* [Your objective]: Please put the lines from the start of the entries up to and including the line with "headline-line-1: It's Quick, Easy" into a JSON list of strings, one string per line, with blank lines left out.

Begin Working data

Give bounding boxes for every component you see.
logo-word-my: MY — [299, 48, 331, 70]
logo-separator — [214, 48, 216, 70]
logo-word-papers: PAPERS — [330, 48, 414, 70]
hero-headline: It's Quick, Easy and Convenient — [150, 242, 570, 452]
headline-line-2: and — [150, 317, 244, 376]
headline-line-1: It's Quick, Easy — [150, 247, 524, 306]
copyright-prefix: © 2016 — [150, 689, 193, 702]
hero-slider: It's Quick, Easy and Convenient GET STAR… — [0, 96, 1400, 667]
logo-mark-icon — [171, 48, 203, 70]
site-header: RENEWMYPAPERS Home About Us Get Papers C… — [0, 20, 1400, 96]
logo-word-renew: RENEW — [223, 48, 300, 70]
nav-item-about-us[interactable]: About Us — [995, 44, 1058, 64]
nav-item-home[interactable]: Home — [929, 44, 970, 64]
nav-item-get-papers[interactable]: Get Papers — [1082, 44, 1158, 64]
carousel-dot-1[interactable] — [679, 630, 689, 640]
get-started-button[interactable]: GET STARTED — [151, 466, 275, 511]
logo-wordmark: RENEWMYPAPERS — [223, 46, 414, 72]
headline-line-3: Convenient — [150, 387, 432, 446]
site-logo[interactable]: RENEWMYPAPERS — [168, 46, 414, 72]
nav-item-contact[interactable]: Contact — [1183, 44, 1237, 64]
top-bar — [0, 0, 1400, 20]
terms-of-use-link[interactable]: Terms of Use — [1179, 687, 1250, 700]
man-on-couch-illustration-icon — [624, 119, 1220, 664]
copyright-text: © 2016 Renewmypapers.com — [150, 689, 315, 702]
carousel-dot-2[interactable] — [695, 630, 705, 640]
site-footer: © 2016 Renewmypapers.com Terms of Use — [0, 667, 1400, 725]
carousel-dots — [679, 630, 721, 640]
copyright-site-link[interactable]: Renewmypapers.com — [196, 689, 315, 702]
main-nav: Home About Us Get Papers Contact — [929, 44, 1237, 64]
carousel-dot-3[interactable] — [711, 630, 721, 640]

End Working data

* [Solution to this task]:
[
  "Give bounding boxes for every component you see.",
  "logo-word-my: MY — [299, 48, 331, 70]",
  "logo-separator — [214, 48, 216, 70]",
  "logo-word-papers: PAPERS — [330, 48, 414, 70]",
  "hero-headline: It's Quick, Easy and Convenient — [150, 242, 570, 452]",
  "headline-line-2: and — [150, 317, 244, 376]",
  "headline-line-1: It's Quick, Easy — [150, 247, 524, 306]"
]